- **Entries shown**:
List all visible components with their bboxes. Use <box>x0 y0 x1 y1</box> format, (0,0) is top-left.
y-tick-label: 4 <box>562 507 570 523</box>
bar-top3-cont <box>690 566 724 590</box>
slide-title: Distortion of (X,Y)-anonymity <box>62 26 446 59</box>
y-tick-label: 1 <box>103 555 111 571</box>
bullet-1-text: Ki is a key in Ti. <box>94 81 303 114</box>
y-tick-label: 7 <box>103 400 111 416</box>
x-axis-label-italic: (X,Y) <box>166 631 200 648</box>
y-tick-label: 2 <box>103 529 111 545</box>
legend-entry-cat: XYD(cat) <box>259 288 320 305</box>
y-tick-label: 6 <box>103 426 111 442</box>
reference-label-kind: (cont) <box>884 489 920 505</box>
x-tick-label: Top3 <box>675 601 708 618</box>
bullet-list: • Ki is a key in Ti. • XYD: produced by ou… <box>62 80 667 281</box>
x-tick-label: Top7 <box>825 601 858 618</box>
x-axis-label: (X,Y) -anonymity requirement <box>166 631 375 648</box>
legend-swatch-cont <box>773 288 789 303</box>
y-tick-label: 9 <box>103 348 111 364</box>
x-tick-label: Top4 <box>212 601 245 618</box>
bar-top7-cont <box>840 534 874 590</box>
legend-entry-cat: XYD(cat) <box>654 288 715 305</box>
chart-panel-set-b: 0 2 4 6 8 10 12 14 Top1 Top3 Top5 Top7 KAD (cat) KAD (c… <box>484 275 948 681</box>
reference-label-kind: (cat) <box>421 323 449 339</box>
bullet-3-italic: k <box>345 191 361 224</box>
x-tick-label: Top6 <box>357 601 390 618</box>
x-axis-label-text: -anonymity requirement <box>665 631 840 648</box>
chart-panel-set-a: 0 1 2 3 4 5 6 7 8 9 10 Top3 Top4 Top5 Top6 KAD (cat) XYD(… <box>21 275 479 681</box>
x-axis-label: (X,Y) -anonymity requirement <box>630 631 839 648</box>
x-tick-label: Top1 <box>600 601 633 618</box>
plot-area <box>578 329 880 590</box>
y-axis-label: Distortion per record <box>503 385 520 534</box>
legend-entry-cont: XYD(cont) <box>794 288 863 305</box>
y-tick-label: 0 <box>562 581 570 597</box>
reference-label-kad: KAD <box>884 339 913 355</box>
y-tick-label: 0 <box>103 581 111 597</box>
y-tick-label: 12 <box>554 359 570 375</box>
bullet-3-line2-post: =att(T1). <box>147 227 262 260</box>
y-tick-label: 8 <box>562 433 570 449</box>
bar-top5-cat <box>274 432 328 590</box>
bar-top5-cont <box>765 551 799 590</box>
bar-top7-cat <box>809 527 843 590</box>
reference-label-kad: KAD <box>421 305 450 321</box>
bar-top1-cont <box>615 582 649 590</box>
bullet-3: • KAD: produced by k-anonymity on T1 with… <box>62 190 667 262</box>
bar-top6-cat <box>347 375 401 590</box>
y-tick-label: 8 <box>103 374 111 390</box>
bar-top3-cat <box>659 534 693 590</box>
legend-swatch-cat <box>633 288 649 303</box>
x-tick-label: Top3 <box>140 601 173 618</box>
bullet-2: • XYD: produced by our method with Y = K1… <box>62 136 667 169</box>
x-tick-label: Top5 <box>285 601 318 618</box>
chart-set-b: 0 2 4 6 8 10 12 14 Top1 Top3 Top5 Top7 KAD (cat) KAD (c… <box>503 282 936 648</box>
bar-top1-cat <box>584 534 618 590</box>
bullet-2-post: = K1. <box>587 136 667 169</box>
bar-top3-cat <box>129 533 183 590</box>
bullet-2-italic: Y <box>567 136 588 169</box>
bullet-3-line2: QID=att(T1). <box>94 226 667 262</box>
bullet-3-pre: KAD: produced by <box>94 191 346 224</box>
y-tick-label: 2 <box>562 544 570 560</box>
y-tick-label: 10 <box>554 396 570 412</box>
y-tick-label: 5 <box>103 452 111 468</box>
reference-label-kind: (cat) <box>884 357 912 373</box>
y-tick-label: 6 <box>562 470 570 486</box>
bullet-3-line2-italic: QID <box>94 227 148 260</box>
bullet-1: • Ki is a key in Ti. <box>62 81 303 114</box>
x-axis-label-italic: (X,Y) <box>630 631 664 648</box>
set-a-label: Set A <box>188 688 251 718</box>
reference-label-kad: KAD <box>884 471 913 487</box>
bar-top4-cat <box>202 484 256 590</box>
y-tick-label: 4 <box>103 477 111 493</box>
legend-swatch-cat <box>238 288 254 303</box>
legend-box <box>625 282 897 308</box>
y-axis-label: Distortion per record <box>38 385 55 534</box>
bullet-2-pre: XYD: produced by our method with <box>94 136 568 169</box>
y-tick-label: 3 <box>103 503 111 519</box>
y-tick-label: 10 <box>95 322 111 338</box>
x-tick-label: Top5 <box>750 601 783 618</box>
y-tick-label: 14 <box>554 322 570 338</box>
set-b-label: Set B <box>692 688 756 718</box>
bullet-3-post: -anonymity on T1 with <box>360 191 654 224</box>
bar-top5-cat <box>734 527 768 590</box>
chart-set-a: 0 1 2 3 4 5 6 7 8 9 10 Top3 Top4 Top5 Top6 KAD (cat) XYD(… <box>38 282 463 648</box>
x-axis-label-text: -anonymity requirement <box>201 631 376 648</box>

- **The problem**:
Reproduce every line of the entries above verbatim, with no changes.

- **The solution**:
List all visible components with their bboxes. Use <box>x0 y0 x1 y1</box> format, (0,0) is top-left.
y-tick-label: 4 <box>562 507 570 523</box>
bar-top3-cont <box>690 566 724 590</box>
slide-title: Distortion of (X,Y)-anonymity <box>62 26 446 59</box>
y-tick-label: 1 <box>103 555 111 571</box>
bullet-1-text: Ki is a key in Ti. <box>94 81 303 114</box>
y-tick-label: 7 <box>103 400 111 416</box>
x-axis-label-italic: (X,Y) <box>166 631 200 648</box>
y-tick-label: 2 <box>103 529 111 545</box>
legend-entry-cat: XYD(cat) <box>259 288 320 305</box>
y-tick-label: 6 <box>103 426 111 442</box>
reference-label-kind: (cont) <box>884 489 920 505</box>
x-tick-label: Top3 <box>675 601 708 618</box>
bullet-list: • Ki is a key in Ti. • XYD: produced by ou… <box>62 80 667 281</box>
x-tick-label: Top7 <box>825 601 858 618</box>
x-axis-label: (X,Y) -anonymity requirement <box>166 631 375 648</box>
legend-swatch-cont <box>773 288 789 303</box>
y-tick-label: 9 <box>103 348 111 364</box>
x-tick-label: Top4 <box>212 601 245 618</box>
bar-top7-cont <box>840 534 874 590</box>
legend-entry-cat: XYD(cat) <box>654 288 715 305</box>
chart-panel-set-b: 0 2 4 6 8 10 12 14 Top1 Top3 Top5 Top7 KAD (cat) KAD (c… <box>484 275 948 681</box>
reference-label-kind: (cat) <box>421 323 449 339</box>
bullet-3-italic: k <box>345 191 361 224</box>
x-tick-label: Top6 <box>357 601 390 618</box>
x-axis-label-text: -anonymity requirement <box>665 631 840 648</box>
chart-panel-set-a: 0 1 2 3 4 5 6 7 8 9 10 Top3 Top4 Top5 Top6 KAD (cat) XYD(… <box>21 275 479 681</box>
x-axis-label: (X,Y) -anonymity requirement <box>630 631 839 648</box>
x-tick-label: Top1 <box>600 601 633 618</box>
plot-area <box>578 329 880 590</box>
y-axis-label: Distortion per record <box>503 385 520 534</box>
legend-entry-cont: XYD(cont) <box>794 288 863 305</box>
y-tick-label: 0 <box>562 581 570 597</box>
reference-label-kad: KAD <box>884 339 913 355</box>
y-tick-label: 0 <box>103 581 111 597</box>
y-tick-label: 12 <box>554 359 570 375</box>
bullet-3-line2-post: =att(T1). <box>147 227 262 260</box>
y-tick-label: 8 <box>562 433 570 449</box>
bar-top5-cat <box>274 432 328 590</box>
bar-top5-cont <box>765 551 799 590</box>
bar-top7-cat <box>809 527 843 590</box>
reference-label-kad: KAD <box>421 305 450 321</box>
bar-top1-cont <box>615 582 649 590</box>
bullet-3: • KAD: produced by k-anonymity on T1 with… <box>62 190 667 262</box>
bar-top6-cat <box>347 375 401 590</box>
y-tick-label: 8 <box>103 374 111 390</box>
bar-top3-cat <box>659 534 693 590</box>
legend-swatch-cat <box>633 288 649 303</box>
x-tick-label: Top3 <box>140 601 173 618</box>
bullet-2: • XYD: produced by our method with Y = K1… <box>62 136 667 169</box>
x-tick-label: Top5 <box>285 601 318 618</box>
chart-set-b: 0 2 4 6 8 10 12 14 Top1 Top3 Top5 Top7 KAD (cat) KAD (c… <box>503 282 936 648</box>
bar-top1-cat <box>584 534 618 590</box>
bullet-2-post: = K1. <box>587 136 667 169</box>
bar-top3-cat <box>129 533 183 590</box>
bullet-2-italic: Y <box>567 136 588 169</box>
bullet-3-line2: QID=att(T1). <box>94 226 667 262</box>
bullet-3-pre: KAD: produced by <box>94 191 346 224</box>
y-tick-label: 2 <box>562 544 570 560</box>
y-tick-label: 10 <box>554 396 570 412</box>
y-tick-label: 5 <box>103 452 111 468</box>
reference-label-kind: (cat) <box>884 357 912 373</box>
y-tick-label: 6 <box>562 470 570 486</box>
bullet-3-line2-italic: QID <box>94 227 148 260</box>
bullet-1: • Ki is a key in Ti. <box>62 81 303 114</box>
x-axis-label-italic: (X,Y) <box>630 631 664 648</box>
set-a-label: Set A <box>188 688 251 718</box>
reference-label-kad: KAD <box>884 471 913 487</box>
bar-top4-cat <box>202 484 256 590</box>
y-tick-label: 4 <box>103 477 111 493</box>
legend-swatch-cat <box>238 288 254 303</box>
legend-box <box>625 282 897 308</box>
y-axis-label: Distortion per record <box>38 385 55 534</box>
bullet-2-pre: XYD: produced by our method with <box>94 136 568 169</box>
y-tick-label: 3 <box>103 503 111 519</box>
y-tick-label: 10 <box>95 322 111 338</box>
x-tick-label: Top5 <box>750 601 783 618</box>
y-tick-label: 14 <box>554 322 570 338</box>
set-b-label: Set B <box>692 688 756 718</box>
bullet-3-post: -anonymity on T1 with <box>360 191 654 224</box>
bar-top5-cat <box>734 527 768 590</box>
chart-set-a: 0 1 2 3 4 5 6 7 8 9 10 Top3 Top4 Top5 Top6 KAD (cat) XYD(… <box>38 282 463 648</box>
x-axis-label-text: -anonymity requirement <box>201 631 376 648</box>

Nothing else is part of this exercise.